• **TO DO**
Output a single figure: the number of lines in which the word "Bursting" appears.
....
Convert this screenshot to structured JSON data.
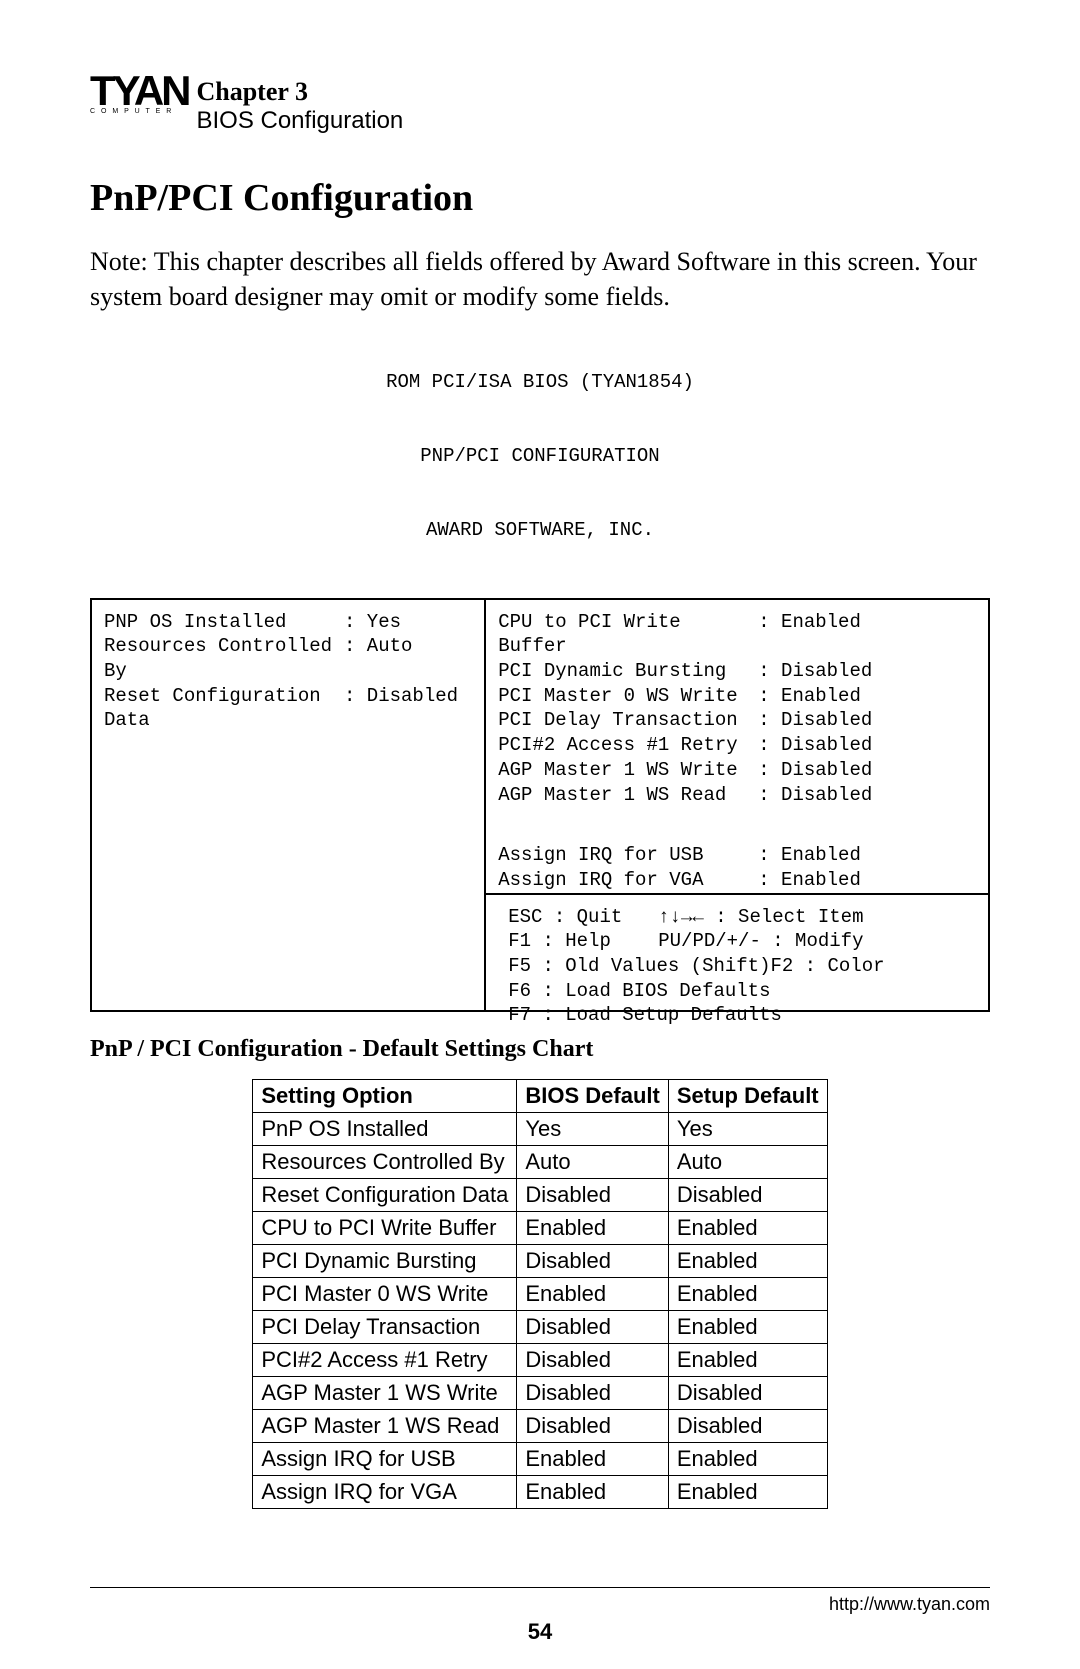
{
  "header": {
    "brand": "TYAN",
    "brand_sub": "C O M P U T E R",
    "chapter": "Chapter 3",
    "subtitle": "BIOS  Configuration"
  },
  "section_title": "PnP/PCI Configuration",
  "note": "Note: This chapter describes all fields offered by Award Software in this screen. Your system board designer may omit or modify some fields.",
  "bios_header": {
    "line1": "ROM PCI/ISA BIOS (TYAN1854)",
    "line2": "PNP/PCI CONFIGURATION",
    "line3": "AWARD SOFTWARE, INC."
  },
  "bios_left": [
    {
      "label": "PNP OS Installed",
      "value": ": Yes"
    },
    {
      "label": "Resources Controlled By",
      "value": ": Auto"
    },
    {
      "label": "Reset Configuration Data",
      "value": ": Disabled"
    }
  ],
  "bios_right_top": [
    {
      "label": "CPU to PCI Write Buffer",
      "value": ": Enabled"
    },
    {
      "label": "PCI Dynamic Bursting",
      "value": ": Disabled"
    },
    {
      "label": "PCI Master 0 WS Write",
      "value": ": Enabled"
    },
    {
      "label": "PCI Delay Transaction",
      "value": ": Disabled"
    },
    {
      "label": "PCI#2 Access #1 Retry",
      "value": ": Disabled"
    },
    {
      "label": "AGP Master 1 WS Write",
      "value": ": Disabled"
    },
    {
      "label": "AGP Master 1 WS Read",
      "value": ": Disabled"
    }
  ],
  "bios_right_mid": [
    {
      "label": "Assign IRQ for USB",
      "value": ": Enabled"
    },
    {
      "label": "Assign IRQ for VGA",
      "value": ": Enabled"
    }
  ],
  "bios_help": {
    "l1a": "ESC : Quit",
    "l1b": "↑↓→← : Select Item",
    "l2a": "F1 : Help",
    "l2b": "PU/PD/+/- : Modify",
    "l3": "F5 : Old Values  (Shift)F2 : Color",
    "l4": "F6 : Load BIOS  Defaults",
    "l5": "F7 : Load Setup Defaults"
  },
  "sub_heading": "PnP / PCI Configuration - Default Settings Chart",
  "chart_data": {
    "type": "table",
    "headers": [
      "Setting Option",
      "BIOS Default",
      "Setup Default"
    ],
    "rows": [
      [
        "PnP OS Installed",
        "Yes",
        "Yes"
      ],
      [
        "Resources Controlled By",
        "Auto",
        "Auto"
      ],
      [
        "Reset Configuration Data",
        "Disabled",
        "Disabled"
      ],
      [
        "CPU to PCI Write Buffer",
        "Enabled",
        "Enabled"
      ],
      [
        "PCI Dynamic Bursting",
        "Disabled",
        "Enabled"
      ],
      [
        "PCI Master 0 WS Write",
        "Enabled",
        "Enabled"
      ],
      [
        "PCI Delay Transaction",
        "Disabled",
        "Enabled"
      ],
      [
        "PCI#2 Access #1 Retry",
        "Disabled",
        "Enabled"
      ],
      [
        "AGP Master 1 WS Write",
        "Disabled",
        "Disabled"
      ],
      [
        "AGP Master 1 WS Read",
        "Disabled",
        "Disabled"
      ],
      [
        "Assign IRQ for USB",
        "Enabled",
        "Enabled"
      ],
      [
        "Assign IRQ for VGA",
        "Enabled",
        "Enabled"
      ]
    ]
  },
  "footer": {
    "url": "http://www.tyan.com",
    "page": "54"
  }
}
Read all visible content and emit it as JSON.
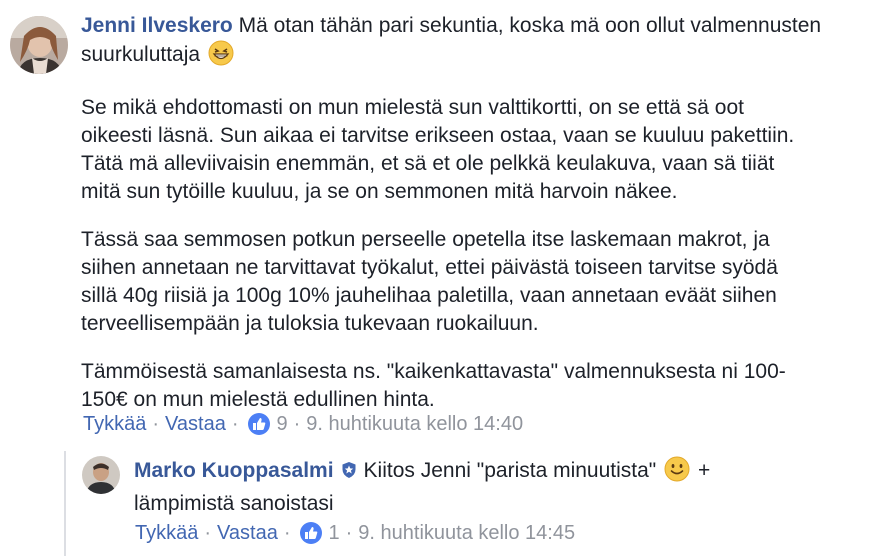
....
• **EXERCISE OUTPUT**
2